▼
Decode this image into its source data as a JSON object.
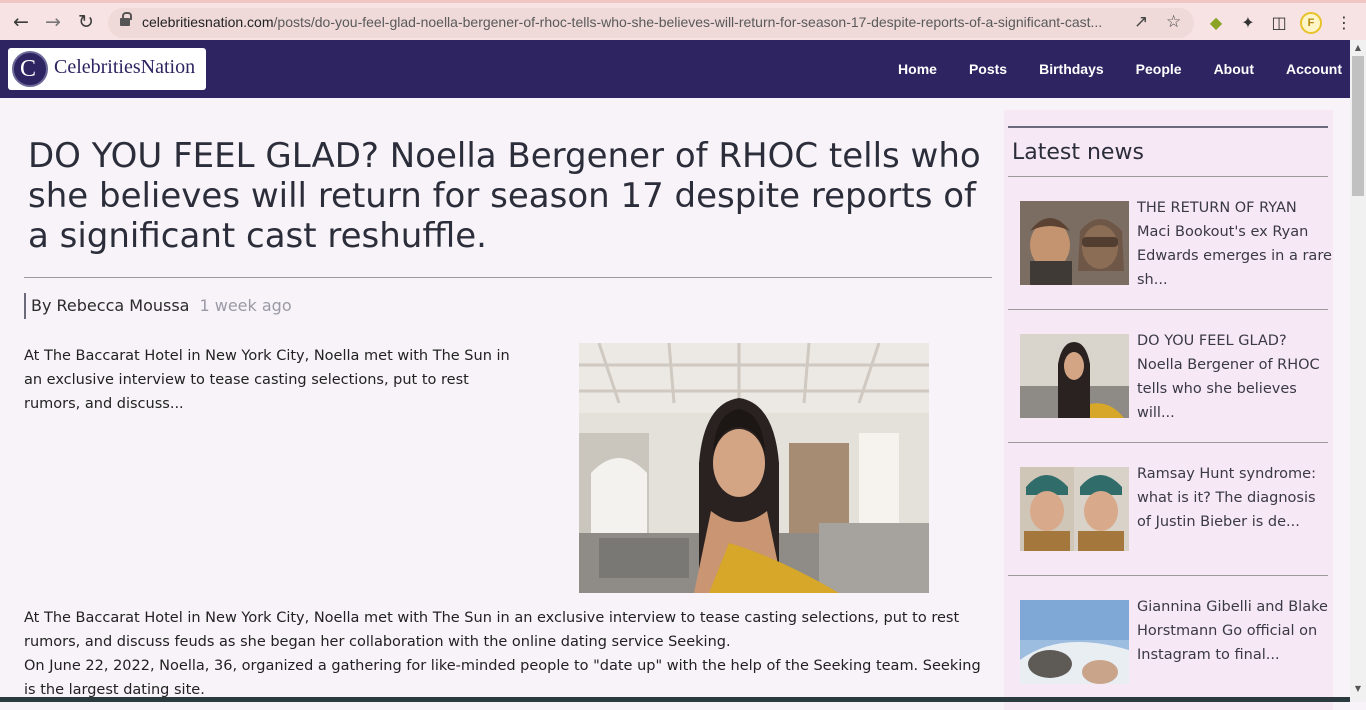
{
  "browser": {
    "url_domain": "celebritiesnation.com",
    "url_path": "/posts/do-you-feel-glad-noella-bergener-of-rhoc-tells-who-she-believes-will-return-for-season-17-despite-reports-of-a-significant-cast...",
    "profile_initial": "F",
    "icons": [
      "back-arrow-icon",
      "forward-arrow-icon",
      "reload-icon",
      "lock-icon",
      "share-icon",
      "bookmark-star-icon",
      "extension-icon",
      "puzzle-icon",
      "sidebar-icon",
      "profile-icon",
      "kebab-menu-icon"
    ]
  },
  "site": {
    "logo_letter": "C",
    "logo_text": "CelebritiesNation",
    "nav": [
      "Home",
      "Posts",
      "Birthdays",
      "People",
      "About",
      "Account"
    ],
    "colors": {
      "header_bg": "#2d2461",
      "sidebar_bg": "#f7e8f6",
      "page_bg": "#f7f3f8"
    }
  },
  "article": {
    "title": "DO YOU FEEL GLAD? Noella Bergener of RHOC tells who she believes will return for season 17 despite reports of a significant cast reshuffle.",
    "byline_prefix": "By ",
    "author": "Rebecca Moussa",
    "time_ago": "1 week ago",
    "lead": "At The Baccarat Hotel in New York City, Noella met with The Sun in an exclusive interview to tease casting selections, put to rest rumors, and discuss...",
    "paragraph_1": "At The Baccarat Hotel in New York City, Noella met with The Sun in an exclusive interview to tease casting selections, put to rest rumors, and discuss feuds as she began her collaboration with the online dating service Seeking.",
    "paragraph_2": "On June 22, 2022, Noella, 36, organized a gathering for like-minded people to \"date up\" with the help of the Seeking team. Seeking is the largest dating site."
  },
  "sidebar": {
    "title": "Latest news",
    "items": [
      {
        "text": "THE RETURN OF RYAN Maci Bookout's ex Ryan Edwards emerges in a rare sh..."
      },
      {
        "text": "DO YOU FEEL GLAD? Noella Bergener of RHOC tells who she believes will..."
      },
      {
        "text": "Ramsay Hunt syndrome: what is it? The diagnosis of Justin Bieber is de..."
      },
      {
        "text": "Giannina Gibelli and Blake Horstmann Go official on Instagram to final..."
      }
    ]
  }
}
▲
Return the whole listing, word for word, and leave out every picture.

Decode this image into its source data as a JSON object.
{
  "browser": {
    "url_domain": "celebritiesnation.com",
    "url_path": "/posts/do-you-feel-glad-noella-bergener-of-rhoc-tells-who-she-believes-will-return-for-season-17-despite-reports-of-a-significant-cast...",
    "profile_initial": "F",
    "icons": [
      "back-arrow-icon",
      "forward-arrow-icon",
      "reload-icon",
      "lock-icon",
      "share-icon",
      "bookmark-star-icon",
      "extension-icon",
      "puzzle-icon",
      "sidebar-icon",
      "profile-icon",
      "kebab-menu-icon"
    ]
  },
  "site": {
    "logo_letter": "C",
    "logo_text": "CelebritiesNation",
    "nav": [
      "Home",
      "Posts",
      "Birthdays",
      "People",
      "About",
      "Account"
    ],
    "colors": {
      "header_bg": "#2d2461",
      "sidebar_bg": "#f7e8f6",
      "page_bg": "#f7f3f8"
    }
  },
  "article": {
    "title": "DO YOU FEEL GLAD? Noella Bergener of RHOC tells who she believes will return for season 17 despite reports of a significant cast reshuffle.",
    "byline_prefix": "By ",
    "author": "Rebecca Moussa",
    "time_ago": "1 week ago",
    "lead": "At The Baccarat Hotel in New York City, Noella met with The Sun in an exclusive interview to tease casting selections, put to rest rumors, and discuss...",
    "paragraph_1": "At The Baccarat Hotel in New York City, Noella met with The Sun in an exclusive interview to tease casting selections, put to rest rumors, and discuss feuds as she began her collaboration with the online dating service Seeking.",
    "paragraph_2": "On June 22, 2022, Noella, 36, organized a gathering for like-minded people to \"date up\" with the help of the Seeking team. Seeking is the largest dating site."
  },
  "sidebar": {
    "title": "Latest news",
    "items": [
      {
        "text": "THE RETURN OF RYAN Maci Bookout's ex Ryan Edwards emerges in a rare sh..."
      },
      {
        "text": "DO YOU FEEL GLAD? Noella Bergener of RHOC tells who she believes will..."
      },
      {
        "text": "Ramsay Hunt syndrome: what is it? The diagnosis of Justin Bieber is de..."
      },
      {
        "text": "Giannina Gibelli and Blake Horstmann Go official on Instagram to final..."
      }
    ]
  }
}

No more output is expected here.